Data shown:

►

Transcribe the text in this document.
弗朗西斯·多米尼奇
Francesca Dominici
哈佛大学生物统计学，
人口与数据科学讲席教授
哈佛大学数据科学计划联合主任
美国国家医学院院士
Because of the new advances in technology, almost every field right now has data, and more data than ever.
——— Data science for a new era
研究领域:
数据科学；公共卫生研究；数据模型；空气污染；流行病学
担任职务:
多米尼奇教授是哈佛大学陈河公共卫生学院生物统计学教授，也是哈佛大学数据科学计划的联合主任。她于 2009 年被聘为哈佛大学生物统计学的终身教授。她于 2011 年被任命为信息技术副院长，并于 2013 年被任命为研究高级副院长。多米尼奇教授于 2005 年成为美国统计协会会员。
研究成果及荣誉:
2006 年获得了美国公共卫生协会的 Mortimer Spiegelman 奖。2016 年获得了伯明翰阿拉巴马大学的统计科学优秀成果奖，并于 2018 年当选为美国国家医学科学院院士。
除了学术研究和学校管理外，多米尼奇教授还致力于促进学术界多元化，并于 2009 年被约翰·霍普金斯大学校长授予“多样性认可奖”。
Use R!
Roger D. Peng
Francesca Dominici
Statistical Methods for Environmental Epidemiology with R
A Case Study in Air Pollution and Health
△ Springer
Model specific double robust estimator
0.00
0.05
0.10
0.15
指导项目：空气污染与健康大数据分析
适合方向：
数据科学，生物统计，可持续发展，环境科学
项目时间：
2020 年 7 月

◄

What needs to be done:
Retype every entry word for word.

Solution for this problem:
Transcribe the text in this document.
弗朗西斯·多米尼奇
Francesca Dominici
哈佛大学生物统计学，
人口与数据科学讲席教授
哈佛大学数据科学计划联合主任
美国国家医学院院士
Because of the new advances in technology, almost every field right now has data, and more data than ever.
——— Data science for a new era
研究领域:
数据科学；公共卫生研究；数据模型；空气污染；流行病学
担任职务:
多米尼奇教授是哈佛大学陈河公共卫生学院生物统计学教授，也是哈佛大学数据科学计划的联合主任。她于 2009 年被聘为哈佛大学生物统计学的终身教授。她于 2011 年被任命为信息技术副院长，并于 2013 年被任命为研究高级副院长。多米尼奇教授于 2005 年成为美国统计协会会员。
研究成果及荣誉:
2006 年获得了美国公共卫生协会的 Mortimer Spiegelman 奖。2016 年获得了伯明翰阿拉巴马大学的统计科学优秀成果奖，并于 2018 年当选为美国国家医学科学院院士。
除了学术研究和学校管理外，多米尼奇教授还致力于促进学术界多元化，并于 2009 年被约翰·霍普金斯大学校长授予“多样性认可奖”。
Use R!
Roger D. Peng
Francesca Dominici
Statistical Methods for Environmental Epidemiology with R
A Case Study in Air Pollution and Health
△ Springer
Model specific double robust estimator
0.00
0.05
0.10
0.15
指导项目：空气污染与健康大数据分析
适合方向：
数据科学，生物统计，可持续发展，环境科学
项目时间：
2020 年 7 月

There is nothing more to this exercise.